---------- EXTRACTED INFORMATION ----------

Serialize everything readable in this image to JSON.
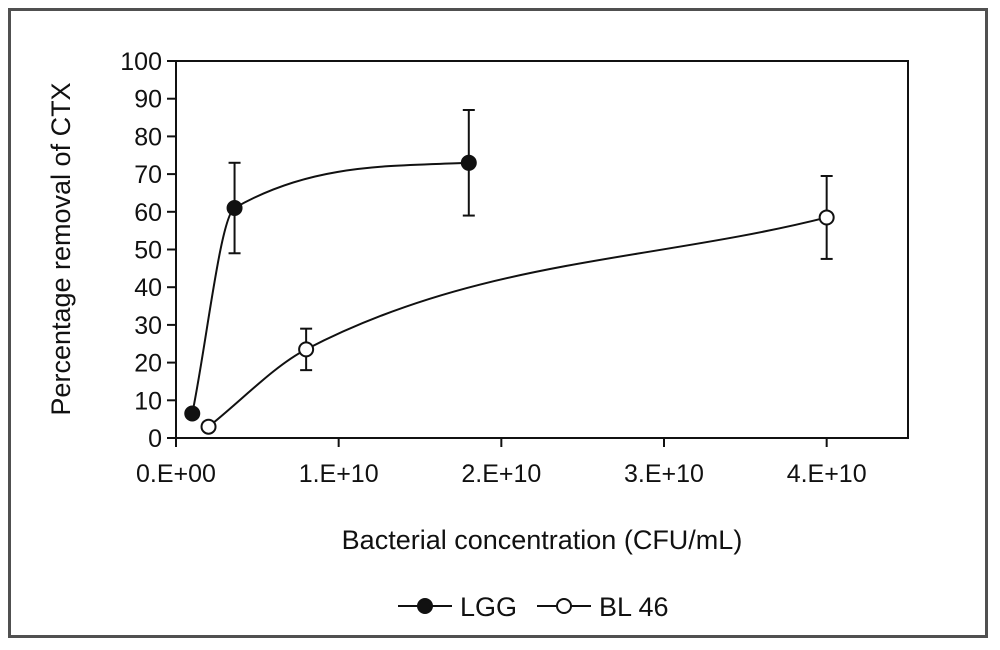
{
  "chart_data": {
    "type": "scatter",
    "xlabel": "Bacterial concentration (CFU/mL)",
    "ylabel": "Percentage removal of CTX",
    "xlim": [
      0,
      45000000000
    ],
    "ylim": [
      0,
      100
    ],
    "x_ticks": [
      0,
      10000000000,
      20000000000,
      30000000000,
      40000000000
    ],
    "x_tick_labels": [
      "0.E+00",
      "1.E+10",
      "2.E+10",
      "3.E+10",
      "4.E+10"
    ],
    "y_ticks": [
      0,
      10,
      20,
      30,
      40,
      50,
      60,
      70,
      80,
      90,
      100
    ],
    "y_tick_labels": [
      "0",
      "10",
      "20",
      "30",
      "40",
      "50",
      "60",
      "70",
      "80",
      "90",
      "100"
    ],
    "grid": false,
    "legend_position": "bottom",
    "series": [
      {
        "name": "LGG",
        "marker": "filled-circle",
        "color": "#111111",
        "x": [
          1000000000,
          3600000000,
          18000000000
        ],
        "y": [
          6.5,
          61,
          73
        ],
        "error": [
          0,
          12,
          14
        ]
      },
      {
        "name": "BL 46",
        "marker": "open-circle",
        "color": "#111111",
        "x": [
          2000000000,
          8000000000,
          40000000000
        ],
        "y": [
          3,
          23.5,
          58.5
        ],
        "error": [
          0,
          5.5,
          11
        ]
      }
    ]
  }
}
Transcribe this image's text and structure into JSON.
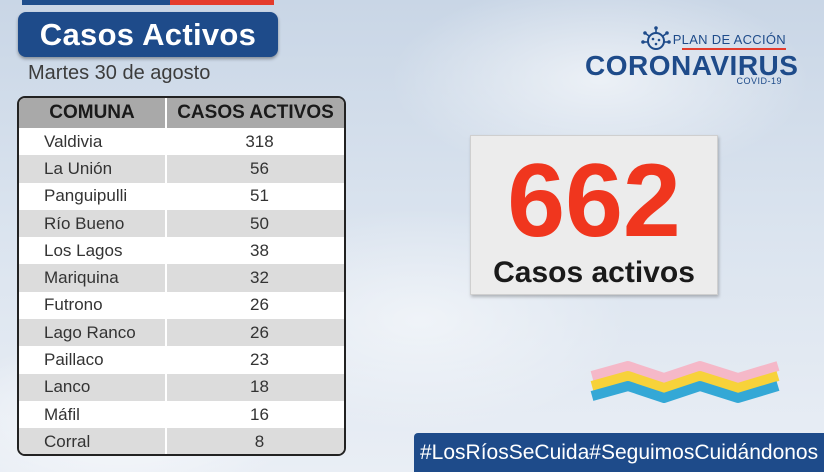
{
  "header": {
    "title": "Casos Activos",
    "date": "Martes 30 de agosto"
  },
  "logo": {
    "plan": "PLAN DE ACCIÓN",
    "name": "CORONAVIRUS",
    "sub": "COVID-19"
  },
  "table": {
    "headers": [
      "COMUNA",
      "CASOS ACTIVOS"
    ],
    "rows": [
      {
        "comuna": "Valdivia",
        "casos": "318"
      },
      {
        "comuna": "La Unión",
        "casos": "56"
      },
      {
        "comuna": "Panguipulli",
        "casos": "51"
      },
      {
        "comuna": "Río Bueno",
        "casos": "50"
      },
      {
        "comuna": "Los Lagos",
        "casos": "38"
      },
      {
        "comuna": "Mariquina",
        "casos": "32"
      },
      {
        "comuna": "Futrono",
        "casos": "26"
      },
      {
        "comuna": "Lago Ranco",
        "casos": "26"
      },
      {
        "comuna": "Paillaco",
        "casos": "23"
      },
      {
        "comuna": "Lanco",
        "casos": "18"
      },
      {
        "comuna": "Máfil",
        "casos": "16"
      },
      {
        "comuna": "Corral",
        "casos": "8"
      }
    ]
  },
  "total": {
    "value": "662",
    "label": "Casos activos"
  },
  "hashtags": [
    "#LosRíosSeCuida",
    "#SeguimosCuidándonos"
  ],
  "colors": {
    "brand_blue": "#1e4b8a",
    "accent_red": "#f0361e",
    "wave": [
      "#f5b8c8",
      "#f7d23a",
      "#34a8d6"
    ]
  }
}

----------

WHAT NEEDS TO BE DONE >> For each line of the data that includes the word "name", return a copy of it.

THE COMPLETED TASK >>
        "name": "LGG",
        "name": "BL 46",
    "name": "CORONAVIRUS",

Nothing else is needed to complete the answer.